Materials provided section start

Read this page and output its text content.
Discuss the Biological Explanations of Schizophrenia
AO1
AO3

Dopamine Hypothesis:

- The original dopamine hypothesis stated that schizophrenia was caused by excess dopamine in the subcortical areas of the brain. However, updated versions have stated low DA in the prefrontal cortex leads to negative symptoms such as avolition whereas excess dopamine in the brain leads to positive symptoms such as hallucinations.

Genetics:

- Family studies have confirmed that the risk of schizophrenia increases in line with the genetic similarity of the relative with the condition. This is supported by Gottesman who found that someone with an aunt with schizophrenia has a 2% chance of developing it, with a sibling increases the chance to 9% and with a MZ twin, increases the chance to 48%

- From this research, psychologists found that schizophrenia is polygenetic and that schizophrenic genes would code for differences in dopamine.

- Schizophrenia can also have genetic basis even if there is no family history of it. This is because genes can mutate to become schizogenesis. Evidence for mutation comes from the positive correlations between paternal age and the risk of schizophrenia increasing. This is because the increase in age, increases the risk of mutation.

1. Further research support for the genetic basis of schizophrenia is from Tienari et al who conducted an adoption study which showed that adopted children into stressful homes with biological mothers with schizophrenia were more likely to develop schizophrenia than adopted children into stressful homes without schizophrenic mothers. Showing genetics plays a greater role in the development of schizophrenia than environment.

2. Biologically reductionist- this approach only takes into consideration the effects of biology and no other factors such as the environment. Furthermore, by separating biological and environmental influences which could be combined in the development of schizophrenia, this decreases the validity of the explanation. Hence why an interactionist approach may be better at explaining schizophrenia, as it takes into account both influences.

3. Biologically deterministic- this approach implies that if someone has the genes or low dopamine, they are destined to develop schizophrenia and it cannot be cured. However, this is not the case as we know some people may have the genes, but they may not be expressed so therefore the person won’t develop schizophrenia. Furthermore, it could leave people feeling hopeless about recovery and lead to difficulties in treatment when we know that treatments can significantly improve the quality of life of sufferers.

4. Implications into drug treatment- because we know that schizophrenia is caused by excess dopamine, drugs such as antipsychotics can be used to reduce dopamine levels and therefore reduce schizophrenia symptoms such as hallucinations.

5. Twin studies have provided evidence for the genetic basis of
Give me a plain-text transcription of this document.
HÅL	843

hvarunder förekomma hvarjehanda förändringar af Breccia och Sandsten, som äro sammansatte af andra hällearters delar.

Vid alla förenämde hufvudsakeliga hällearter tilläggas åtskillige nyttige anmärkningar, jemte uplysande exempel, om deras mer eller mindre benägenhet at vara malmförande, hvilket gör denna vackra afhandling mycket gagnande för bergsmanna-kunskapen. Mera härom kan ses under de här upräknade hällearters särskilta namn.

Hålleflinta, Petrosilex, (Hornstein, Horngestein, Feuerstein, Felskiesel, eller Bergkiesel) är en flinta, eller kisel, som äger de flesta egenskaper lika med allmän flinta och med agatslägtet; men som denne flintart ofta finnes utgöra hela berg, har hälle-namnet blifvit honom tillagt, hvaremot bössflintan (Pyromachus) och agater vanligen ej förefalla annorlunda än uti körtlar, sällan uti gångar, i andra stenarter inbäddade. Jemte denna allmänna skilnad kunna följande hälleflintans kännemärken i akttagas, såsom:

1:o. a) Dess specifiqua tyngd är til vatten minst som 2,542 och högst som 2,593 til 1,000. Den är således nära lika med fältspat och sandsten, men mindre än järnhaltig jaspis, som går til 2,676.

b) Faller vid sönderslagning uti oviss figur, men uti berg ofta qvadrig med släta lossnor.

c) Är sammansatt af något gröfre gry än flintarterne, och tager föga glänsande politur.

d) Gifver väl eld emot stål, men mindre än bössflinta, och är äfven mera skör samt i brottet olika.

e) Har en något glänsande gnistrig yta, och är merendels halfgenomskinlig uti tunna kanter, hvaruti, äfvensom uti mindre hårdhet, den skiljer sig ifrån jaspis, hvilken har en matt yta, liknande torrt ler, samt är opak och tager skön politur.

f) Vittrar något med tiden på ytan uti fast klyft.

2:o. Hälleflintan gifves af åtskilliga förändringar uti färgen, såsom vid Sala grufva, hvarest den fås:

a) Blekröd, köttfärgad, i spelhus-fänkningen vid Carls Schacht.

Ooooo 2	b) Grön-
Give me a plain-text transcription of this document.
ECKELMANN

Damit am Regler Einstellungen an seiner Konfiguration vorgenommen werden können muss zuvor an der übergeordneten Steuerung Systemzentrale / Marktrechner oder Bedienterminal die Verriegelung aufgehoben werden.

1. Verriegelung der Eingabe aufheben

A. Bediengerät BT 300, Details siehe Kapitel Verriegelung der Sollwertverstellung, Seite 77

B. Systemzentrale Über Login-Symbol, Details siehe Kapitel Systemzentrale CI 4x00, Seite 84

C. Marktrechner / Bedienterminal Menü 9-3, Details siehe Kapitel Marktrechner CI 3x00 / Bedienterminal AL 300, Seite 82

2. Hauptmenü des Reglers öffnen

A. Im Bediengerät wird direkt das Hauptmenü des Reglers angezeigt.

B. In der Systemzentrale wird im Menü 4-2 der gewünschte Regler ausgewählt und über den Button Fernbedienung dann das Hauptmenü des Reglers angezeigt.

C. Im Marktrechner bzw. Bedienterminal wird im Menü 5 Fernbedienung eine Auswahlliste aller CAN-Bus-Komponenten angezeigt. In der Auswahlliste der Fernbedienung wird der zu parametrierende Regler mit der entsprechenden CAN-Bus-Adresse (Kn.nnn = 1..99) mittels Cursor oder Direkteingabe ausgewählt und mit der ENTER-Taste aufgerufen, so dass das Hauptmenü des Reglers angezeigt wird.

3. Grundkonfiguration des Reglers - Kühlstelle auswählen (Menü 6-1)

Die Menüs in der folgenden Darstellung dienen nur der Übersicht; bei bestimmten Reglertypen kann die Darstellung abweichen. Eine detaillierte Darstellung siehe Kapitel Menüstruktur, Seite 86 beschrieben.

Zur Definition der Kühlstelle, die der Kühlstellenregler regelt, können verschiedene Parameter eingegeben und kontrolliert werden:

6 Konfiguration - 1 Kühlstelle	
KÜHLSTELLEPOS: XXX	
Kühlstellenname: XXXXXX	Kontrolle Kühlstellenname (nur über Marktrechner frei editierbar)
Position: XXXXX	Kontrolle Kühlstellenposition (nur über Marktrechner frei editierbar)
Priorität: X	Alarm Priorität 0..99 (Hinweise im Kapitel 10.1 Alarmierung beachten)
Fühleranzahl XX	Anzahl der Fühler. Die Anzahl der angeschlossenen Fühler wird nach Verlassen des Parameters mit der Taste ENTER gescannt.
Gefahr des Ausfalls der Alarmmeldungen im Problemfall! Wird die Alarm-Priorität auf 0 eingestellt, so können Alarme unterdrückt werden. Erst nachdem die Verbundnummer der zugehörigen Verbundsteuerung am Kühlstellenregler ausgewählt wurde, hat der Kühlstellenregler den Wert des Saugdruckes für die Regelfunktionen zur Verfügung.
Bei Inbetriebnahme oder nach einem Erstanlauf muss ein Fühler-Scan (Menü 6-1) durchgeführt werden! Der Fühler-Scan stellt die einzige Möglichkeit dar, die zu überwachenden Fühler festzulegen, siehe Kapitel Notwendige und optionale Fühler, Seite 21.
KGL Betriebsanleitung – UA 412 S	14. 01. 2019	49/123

Materials provided section end

Reproduce each entry above without a single difference.

Exercise response:
Read this page and output its text content.
Discuss the Biological Explanations of Schizophrenia
AO1
AO3

Dopamine Hypothesis:

- The original dopamine hypothesis stated that schizophrenia was caused by excess dopamine in the subcortical areas of the brain. However, updated versions have stated low DA in the prefrontal cortex leads to negative symptoms such as avolition whereas excess dopamine in the brain leads to positive symptoms such as hallucinations.

Genetics:

- Family studies have confirmed that the risk of schizophrenia increases in line with the genetic similarity of the relative with the condition. This is supported by Gottesman who found that someone with an aunt with schizophrenia has a 2% chance of developing it, with a sibling increases the chance to 9% and with a MZ twin, increases the chance to 48%

- From this research, psychologists found that schizophrenia is polygenetic and that schizophrenic genes would code for differences in dopamine.

- Schizophrenia can also have genetic basis even if there is no family history of it. This is because genes can mutate to become schizogenesis. Evidence for mutation comes from the positive correlations between paternal age and the risk of schizophrenia increasing. This is because the increase in age, increases the risk of mutation.

1. Further research support for the genetic basis of schizophrenia is from Tienari et al who conducted an adoption study which showed that adopted children into stressful homes with biological mothers with schizophrenia were more likely to develop schizophrenia than adopted children into stressful homes without schizophrenic mothers. Showing genetics plays a greater role in the development of schizophrenia than environment.

2. Biologically reductionist- this approach only takes into consideration the effects of biology and no other factors such as the environment. Furthermore, by separating biological and environmental influences which could be combined in the development of schizophrenia, this decreases the validity of the explanation. Hence why an interactionist approach may be better at explaining schizophrenia, as it takes into account both influences.

3. Biologically deterministic- this approach implies that if someone has the genes or low dopamine, they are destined to develop schizophrenia and it cannot be cured. However, this is not the case as we know some people may have the genes, but they may not be expressed so therefore the person won’t develop schizophrenia. Furthermore, it could leave people feeling hopeless about recovery and lead to difficulties in treatment when we know that treatments can significantly improve the quality of life of sufferers.

4. Implications into drug treatment- because we know that schizophrenia is caused by excess dopamine, drugs such as antipsychotics can be used to reduce dopamine levels and therefore reduce schizophrenia symptoms such as hallucinations.

5. Twin studies have provided evidence for the genetic basis of
Give me a plain-text transcription of this document.
HÅL	843

hvarunder förekomma hvarjehanda förändringar af Breccia och Sandsten, som äro sammansatte af andra hällearters delar.

Vid alla förenämde hufvudsakeliga hällearter tilläggas åtskillige nyttige anmärkningar, jemte uplysande exempel, om deras mer eller mindre benägenhet at vara malmförande, hvilket gör denna vackra afhandling mycket gagnande för bergsmanna-kunskapen. Mera härom kan ses under de här upräknade hällearters särskilta namn.

Hålleflinta, Petrosilex, (Hornstein, Horngestein, Feuerstein, Felskiesel, eller Bergkiesel) är en flinta, eller kisel, som äger de flesta egenskaper lika med allmän flinta och med agatslägtet; men som denne flintart ofta finnes utgöra hela berg, har hälle-namnet blifvit honom tillagt, hvaremot bössflintan (Pyromachus) och agater vanligen ej förefalla annorlunda än uti körtlar, sällan uti gångar, i andra stenarter inbäddade. Jemte denna allmänna skilnad kunna följande hälleflintans kännemärken i akttagas, såsom:

1:o. a) Dess specifiqua tyngd är til vatten minst som 2,542 och högst som 2,593 til 1,000. Den är således nära lika med fältspat och sandsten, men mindre än järnhaltig jaspis, som går til 2,676.

b) Faller vid sönderslagning uti oviss figur, men uti berg ofta qvadrig med släta lossnor.

c) Är sammansatt af något gröfre gry än flintarterne, och tager föga glänsande politur.

d) Gifver väl eld emot stål, men mindre än bössflinta, och är äfven mera skör samt i brottet olika.

e) Har en något glänsande gnistrig yta, och är merendels halfgenomskinlig uti tunna kanter, hvaruti, äfvensom uti mindre hårdhet, den skiljer sig ifrån jaspis, hvilken har en matt yta, liknande torrt ler, samt är opak och tager skön politur.

f) Vittrar något med tiden på ytan uti fast klyft.

2:o. Hälleflintan gifves af åtskilliga förändringar uti färgen, såsom vid Sala grufva, hvarest den fås:

a) Blekröd, köttfärgad, i spelhus-fänkningen vid Carls Schacht.

Ooooo 2	b) Grön-
Give me a plain-text transcription of this document.
ECKELMANN

Damit am Regler Einstellungen an seiner Konfiguration vorgenommen werden können muss zuvor an der übergeordneten Steuerung Systemzentrale / Marktrechner oder Bedienterminal die Verriegelung aufgehoben werden.

1. Verriegelung der Eingabe aufheben

A. Bediengerät BT 300, Details siehe Kapitel Verriegelung der Sollwertverstellung, Seite 77

B. Systemzentrale Über Login-Symbol, Details siehe Kapitel Systemzentrale CI 4x00, Seite 84

C. Marktrechner / Bedienterminal Menü 9-3, Details siehe Kapitel Marktrechner CI 3x00 / Bedienterminal AL 300, Seite 82

2. Hauptmenü des Reglers öffnen

A. Im Bediengerät wird direkt das Hauptmenü des Reglers angezeigt.

B. In der Systemzentrale wird im Menü 4-2 der gewünschte Regler ausgewählt und über den Button Fernbedienung dann das Hauptmenü des Reglers angezeigt.

C. Im Marktrechner bzw. Bedienterminal wird im Menü 5 Fernbedienung eine Auswahlliste aller CAN-Bus-Komponenten angezeigt. In der Auswahlliste der Fernbedienung wird der zu parametrierende Regler mit der entsprechenden CAN-Bus-Adresse (Kn.nnn = 1..99) mittels Cursor oder Direkteingabe ausgewählt und mit der ENTER-Taste aufgerufen, so dass das Hauptmenü des Reglers angezeigt wird.

3. Grundkonfiguration des Reglers - Kühlstelle auswählen (Menü 6-1)

Die Menüs in der folgenden Darstellung dienen nur der Übersicht; bei bestimmten Reglertypen kann die Darstellung abweichen. Eine detaillierte Darstellung siehe Kapitel Menüstruktur, Seite 86 beschrieben.

Zur Definition der Kühlstelle, die der Kühlstellenregler regelt, können verschiedene Parameter eingegeben und kontrolliert werden:

6 Konfiguration - 1 Kühlstelle	
KÜHLSTELLEPOS: XXX	
Kühlstellenname: XXXXXX	Kontrolle Kühlstellenname (nur über Marktrechner frei editierbar)
Position: XXXXX	Kontrolle Kühlstellenposition (nur über Marktrechner frei editierbar)
Priorität: X	Alarm Priorität 0..99 (Hinweise im Kapitel 10.1 Alarmierung beachten)
Fühleranzahl XX	Anzahl der Fühler. Die Anzahl der angeschlossenen Fühler wird nach Verlassen des Parameters mit der Taste ENTER gescannt.
Gefahr des Ausfalls der Alarmmeldungen im Problemfall! Wird die Alarm-Priorität auf 0 eingestellt, so können Alarme unterdrückt werden. Erst nachdem die Verbundnummer der zugehörigen Verbundsteuerung am Kühlstellenregler ausgewählt wurde, hat der Kühlstellenregler den Wert des Saugdruckes für die Regelfunktionen zur Verfügung.
Bei Inbetriebnahme oder nach einem Erstanlauf muss ein Fühler-Scan (Menü 6-1) durchgeführt werden! Der Fühler-Scan stellt die einzige Möglichkeit dar, die zu überwachenden Fühler festzulegen, siehe Kapitel Notwendige und optionale Fühler, Seite 21.
KGL Betriebsanleitung – UA 412 S	14. 01. 2019	49/123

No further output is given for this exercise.